Instruction: Copy out all lines that carry the word "地球科学学院".

Entries from a dataset
· · · ·

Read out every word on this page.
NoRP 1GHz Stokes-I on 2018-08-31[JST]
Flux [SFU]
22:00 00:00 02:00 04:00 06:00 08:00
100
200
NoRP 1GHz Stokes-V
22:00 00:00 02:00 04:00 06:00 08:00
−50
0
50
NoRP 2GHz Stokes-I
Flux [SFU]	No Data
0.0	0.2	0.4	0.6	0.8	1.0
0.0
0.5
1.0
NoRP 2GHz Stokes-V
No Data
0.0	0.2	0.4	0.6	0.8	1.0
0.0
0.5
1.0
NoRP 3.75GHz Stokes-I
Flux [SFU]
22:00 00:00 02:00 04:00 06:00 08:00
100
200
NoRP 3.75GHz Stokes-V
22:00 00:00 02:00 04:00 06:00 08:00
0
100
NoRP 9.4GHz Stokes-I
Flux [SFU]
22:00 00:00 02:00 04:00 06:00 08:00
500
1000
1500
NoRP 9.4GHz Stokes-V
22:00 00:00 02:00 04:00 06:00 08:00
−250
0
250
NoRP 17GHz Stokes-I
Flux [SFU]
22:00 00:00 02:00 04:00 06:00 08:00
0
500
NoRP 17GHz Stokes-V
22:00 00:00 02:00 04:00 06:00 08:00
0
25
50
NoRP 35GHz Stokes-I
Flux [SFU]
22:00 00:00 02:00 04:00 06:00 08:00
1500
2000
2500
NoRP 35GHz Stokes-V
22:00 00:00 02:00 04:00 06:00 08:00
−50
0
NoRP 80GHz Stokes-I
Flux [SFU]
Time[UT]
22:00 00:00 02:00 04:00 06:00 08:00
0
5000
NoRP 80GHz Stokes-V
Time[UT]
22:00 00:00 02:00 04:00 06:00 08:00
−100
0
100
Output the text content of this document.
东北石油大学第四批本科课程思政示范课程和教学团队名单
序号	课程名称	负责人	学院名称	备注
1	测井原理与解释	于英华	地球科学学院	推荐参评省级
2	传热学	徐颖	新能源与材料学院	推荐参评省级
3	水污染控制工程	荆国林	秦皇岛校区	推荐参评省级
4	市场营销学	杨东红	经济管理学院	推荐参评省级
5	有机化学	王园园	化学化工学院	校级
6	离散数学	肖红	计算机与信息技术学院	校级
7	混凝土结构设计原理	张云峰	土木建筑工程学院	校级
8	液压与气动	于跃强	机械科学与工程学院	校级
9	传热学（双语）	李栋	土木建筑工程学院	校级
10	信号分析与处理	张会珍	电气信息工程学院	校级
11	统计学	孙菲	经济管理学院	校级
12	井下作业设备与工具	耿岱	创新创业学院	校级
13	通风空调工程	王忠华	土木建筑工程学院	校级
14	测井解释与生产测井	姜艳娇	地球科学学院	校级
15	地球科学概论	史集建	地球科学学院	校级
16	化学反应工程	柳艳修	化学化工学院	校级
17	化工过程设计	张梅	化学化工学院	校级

· · · ·

The completed task:
1	测井原理与解释	于英华	地球科学学院	推荐参评省级
14	测井解释与生产测井	姜艳娇	地球科学学院	校级
15	地球科学概论	史集建	地球科学学院	校级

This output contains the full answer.